### Exercise
Repeat each entry in full, exactly.

### Provided data
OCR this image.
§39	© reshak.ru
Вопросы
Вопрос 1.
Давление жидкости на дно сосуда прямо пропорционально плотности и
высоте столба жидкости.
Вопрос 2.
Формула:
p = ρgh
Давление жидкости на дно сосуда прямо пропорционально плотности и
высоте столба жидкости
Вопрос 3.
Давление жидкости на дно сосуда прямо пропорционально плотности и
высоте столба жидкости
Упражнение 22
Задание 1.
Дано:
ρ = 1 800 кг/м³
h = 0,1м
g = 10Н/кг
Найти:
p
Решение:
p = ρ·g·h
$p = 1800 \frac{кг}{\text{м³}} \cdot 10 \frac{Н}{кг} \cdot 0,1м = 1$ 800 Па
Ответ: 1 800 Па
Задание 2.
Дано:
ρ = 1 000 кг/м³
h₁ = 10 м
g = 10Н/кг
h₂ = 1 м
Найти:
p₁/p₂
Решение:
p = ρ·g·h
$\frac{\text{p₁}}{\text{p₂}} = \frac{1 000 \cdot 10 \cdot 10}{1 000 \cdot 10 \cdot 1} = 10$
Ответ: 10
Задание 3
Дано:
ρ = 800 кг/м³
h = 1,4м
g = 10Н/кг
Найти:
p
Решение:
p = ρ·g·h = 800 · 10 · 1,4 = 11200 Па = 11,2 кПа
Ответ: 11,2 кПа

### Answer to this task
OCR this image.
§39	© reshak.ru
Вопросы
Вопрос 1.
Давление жидкости на дно сосуда прямо пропорционально плотности и
высоте столба жидкости.
Вопрос 2.
Формула:
p = ρgh
Давление жидкости на дно сосуда прямо пропорционально плотности и
высоте столба жидкости
Вопрос 3.
Давление жидкости на дно сосуда прямо пропорционально плотности и
высоте столба жидкости
Упражнение 22
Задание 1.
Дано:
ρ = 1 800 кг/м³
h = 0,1м
g = 10Н/кг
Найти:
p
Решение:
p = ρ·g·h
$p = 1800 \frac{кг}{\text{м³}} \cdot 10 \frac{Н}{кг} \cdot 0,1м = 1$ 800 Па
Ответ: 1 800 Па
Задание 2.
Дано:
ρ = 1 000 кг/м³
h₁ = 10 м
g = 10Н/кг
h₂ = 1 м
Найти:
p₁/p₂
Решение:
p = ρ·g·h
$\frac{\text{p₁}}{\text{p₂}} = \frac{1 000 \cdot 10 \cdot 10}{1 000 \cdot 10 \cdot 1} = 10$
Ответ: 10
Задание 3
Дано:
ρ = 800 кг/м³
h = 1,4м
g = 10Н/кг
Найти:
p
Решение:
p = ρ·g·h = 800 · 10 · 1,4 = 11200 Па = 11,2 кПа
Ответ: 11,2 кПа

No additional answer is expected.